What you have to do: Omit the pictures, then reproduce every remaining record exactly.

Raw data:

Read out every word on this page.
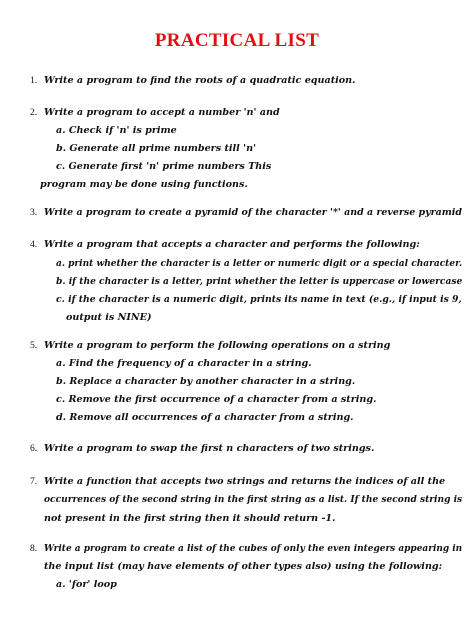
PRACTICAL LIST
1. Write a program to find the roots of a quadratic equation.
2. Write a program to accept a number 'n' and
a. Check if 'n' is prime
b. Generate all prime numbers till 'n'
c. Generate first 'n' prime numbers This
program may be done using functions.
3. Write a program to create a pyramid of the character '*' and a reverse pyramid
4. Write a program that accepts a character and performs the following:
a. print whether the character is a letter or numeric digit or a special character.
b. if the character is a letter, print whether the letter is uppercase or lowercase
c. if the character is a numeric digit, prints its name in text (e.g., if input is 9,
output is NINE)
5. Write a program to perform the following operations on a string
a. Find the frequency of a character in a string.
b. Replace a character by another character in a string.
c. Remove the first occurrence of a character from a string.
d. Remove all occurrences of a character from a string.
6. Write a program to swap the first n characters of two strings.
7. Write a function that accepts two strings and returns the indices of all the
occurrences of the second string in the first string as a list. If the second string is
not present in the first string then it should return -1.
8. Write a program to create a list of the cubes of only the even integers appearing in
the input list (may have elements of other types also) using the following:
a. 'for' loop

Reply to the exercise:
Read out every word on this page.
PRACTICAL LIST
1. Write a program to find the roots of a quadratic equation.
2. Write a program to accept a number 'n' and
a. Check if 'n' is prime
b. Generate all prime numbers till 'n'
c. Generate first 'n' prime numbers This
program may be done using functions.
3. Write a program to create a pyramid of the character '*' and a reverse pyramid
4. Write a program that accepts a character and performs the following:
a. print whether the character is a letter or numeric digit or a special character.
b. if the character is a letter, print whether the letter is uppercase or lowercase
c. if the character is a numeric digit, prints its name in text (e.g., if input is 9,
output is NINE)
5. Write a program to perform the following operations on a string
a. Find the frequency of a character in a string.
b. Replace a character by another character in a string.
c. Remove the first occurrence of a character from a string.
d. Remove all occurrences of a character from a string.
6. Write a program to swap the first n characters of two strings.
7. Write a function that accepts two strings and returns the indices of all the
occurrences of the second string in the first string as a list. If the second string is
not present in the first string then it should return -1.
8. Write a program to create a list of the cubes of only the even integers appearing in
the input list (may have elements of other types also) using the following:
a. 'for' loop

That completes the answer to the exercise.